(Data records)
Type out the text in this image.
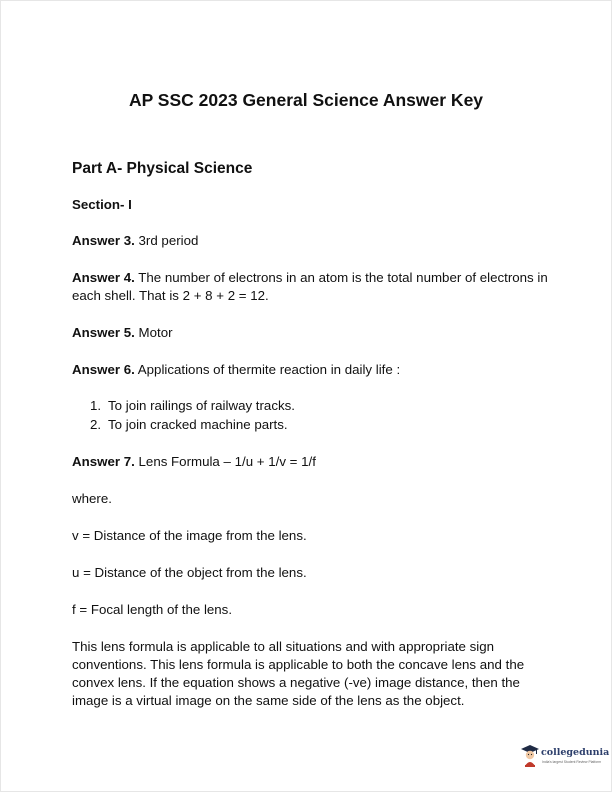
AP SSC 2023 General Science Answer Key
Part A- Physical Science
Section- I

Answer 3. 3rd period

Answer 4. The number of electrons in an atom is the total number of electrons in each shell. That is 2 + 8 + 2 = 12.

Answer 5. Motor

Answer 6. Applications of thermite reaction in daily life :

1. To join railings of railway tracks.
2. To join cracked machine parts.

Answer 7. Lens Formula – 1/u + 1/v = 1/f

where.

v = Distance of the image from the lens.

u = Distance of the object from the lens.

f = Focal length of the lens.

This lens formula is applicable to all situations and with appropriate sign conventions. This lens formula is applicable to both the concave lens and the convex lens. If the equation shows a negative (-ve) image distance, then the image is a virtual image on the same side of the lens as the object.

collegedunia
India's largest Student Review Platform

REQUEST
Transcribe the entries above verbatim, omitting their pictures.

ANSWER TO THIS TASK
Type out the text in this image.
AP SSC 2023 General Science Answer Key
Part A- Physical Science
Section- I

Answer 3. 3rd period

Answer 4. The number of electrons in an atom is the total number of electrons in each shell. That is 2 + 8 + 2 = 12.

Answer 5. Motor

Answer 6. Applications of thermite reaction in daily life :

1. To join railings of railway tracks.
2. To join cracked machine parts.

Answer 7. Lens Formula – 1/u + 1/v = 1/f

where.

v = Distance of the image from the lens.

u = Distance of the object from the lens.

f = Focal length of the lens.

This lens formula is applicable to all situations and with appropriate sign conventions. This lens formula is applicable to both the concave lens and the convex lens. If the equation shows a negative (-ve) image distance, then the image is a virtual image on the same side of the lens as the object.

collegedunia
India's largest Student Review Platform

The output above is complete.